Task instructions :: Extract the entries in their exact form.

Records for the task ::
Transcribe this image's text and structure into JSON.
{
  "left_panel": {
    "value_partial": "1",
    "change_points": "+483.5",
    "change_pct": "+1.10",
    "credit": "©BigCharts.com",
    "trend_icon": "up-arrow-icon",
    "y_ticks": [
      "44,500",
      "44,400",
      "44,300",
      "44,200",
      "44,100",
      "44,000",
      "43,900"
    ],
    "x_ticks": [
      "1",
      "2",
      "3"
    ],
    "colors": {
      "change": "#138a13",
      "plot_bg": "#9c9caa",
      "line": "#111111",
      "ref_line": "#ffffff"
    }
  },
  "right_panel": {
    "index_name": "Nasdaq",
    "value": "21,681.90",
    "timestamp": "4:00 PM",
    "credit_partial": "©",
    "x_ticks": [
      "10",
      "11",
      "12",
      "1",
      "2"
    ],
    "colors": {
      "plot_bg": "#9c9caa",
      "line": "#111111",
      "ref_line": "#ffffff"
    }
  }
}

Result ::
Transcribe this image's text and structure into JSON.
{
  "left_panel": {
    "value_partial": "1",
    "change_points": "+483.5",
    "change_pct": "+1.10",
    "credit": "©BigCharts.com",
    "trend_icon": "up-arrow-icon",
    "y_ticks": [
      "44,500",
      "44,400",
      "44,300",
      "44,200",
      "44,100",
      "44,000",
      "43,900"
    ],
    "x_ticks": [
      "1",
      "2",
      "3"
    ],
    "colors": {
      "change": "#138a13",
      "plot_bg": "#9c9caa",
      "line": "#111111",
      "ref_line": "#ffffff"
    }
  },
  "right_panel": {
    "index_name": "Nasdaq",
    "value": "21,681.90",
    "timestamp": "4:00 PM",
    "credit_partial": "©",
    "x_ticks": [
      "10",
      "11",
      "12",
      "1",
      "2"
    ],
    "colors": {
      "plot_bg": "#9c9caa",
      "line": "#111111",
      "ref_line": "#ffffff"
    }
  }
}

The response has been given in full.